Begin
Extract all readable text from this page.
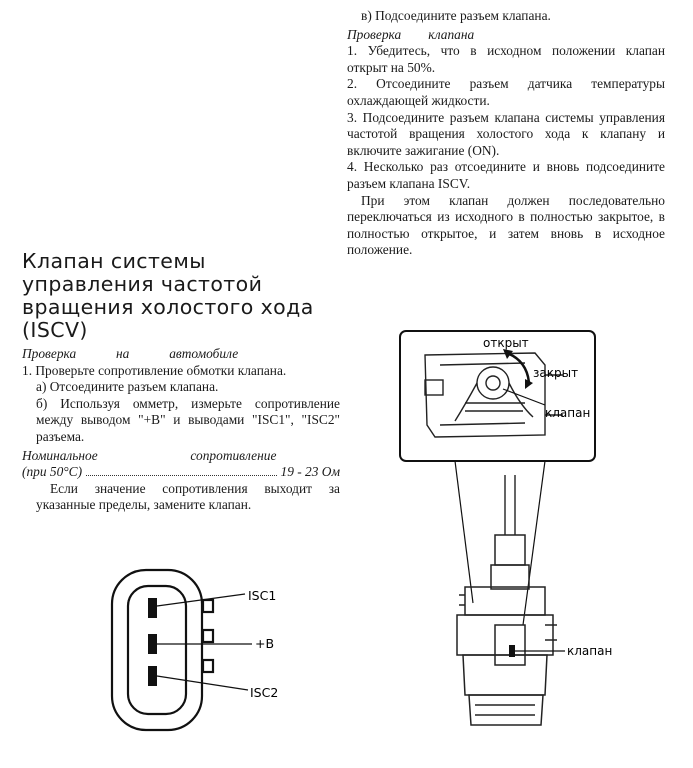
в) Подсоедините разъем клапана.

Проверка клапана

1. Убедитесь, что в исходном положении клапан открыт на 50%.

2. Отсоедините разъем датчика температуры охлаждающей жидкости.

3. Подсоедините разъем клапана системы управления частотой вращения холостого хода к клапану и включите зажигание (ON).

4. Несколько раз отсоедините и вновь подсоедините разъем клапана ISCV.

При этом клапан должен последовательно переключаться из исходного в полностью закрытое, в полностью открытое, и затем вновь в исходное положение.

Клапан системы управления частотой вращения холостого хода (ISCV)
Проверка	на	автомобиле

1. Проверьте сопротивление обмотки клапана.

а) Отсоедините разъем клапана.

б) Используя омметр, измерьте сопротивление между выводом "+B" и выводами "ISC1", "ISC2" разъема.

Номинальное	сопротивление
(при 50°С)	19 - 23 Ом

Если значение сопротивления выходит за указанные пределы, замените клапан.

ISC1
+B
ISC2
открыт
закрыт
клапан
клапан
End
#### WRITTEN EXERCISE
Without including any pictures, reproduce the listing exactly.

#### EXPECTED ANSWER
Extract all readable text from this page.
в) Подсоедините разъем клапана.

Проверка клапана

1. Убедитесь, что в исходном положении клапан открыт на 50%.

2. Отсоедините разъем датчика температуры охлаждающей жидкости.

3. Подсоедините разъем клапана системы управления частотой вращения холостого хода к клапану и включите зажигание (ON).

4. Несколько раз отсоедините и вновь подсоедините разъем клапана ISCV.

При этом клапан должен последовательно переключаться из исходного в полностью закрытое, в полностью открытое, и затем вновь в исходное положение.

Клапан системы управления частотой вращения холостого хода (ISCV)
Проверка	на	автомобиле

1. Проверьте сопротивление обмотки клапана.

а) Отсоедините разъем клапана.

б) Используя омметр, измерьте сопротивление между выводом "+B" и выводами "ISC1", "ISC2" разъема.

Номинальное	сопротивление
(при 50°С)	19 - 23 Ом

Если значение сопротивления выходит за указанные пределы, замените клапан.

ISC1
+B
ISC2
открыт
закрыт
клапан
клапан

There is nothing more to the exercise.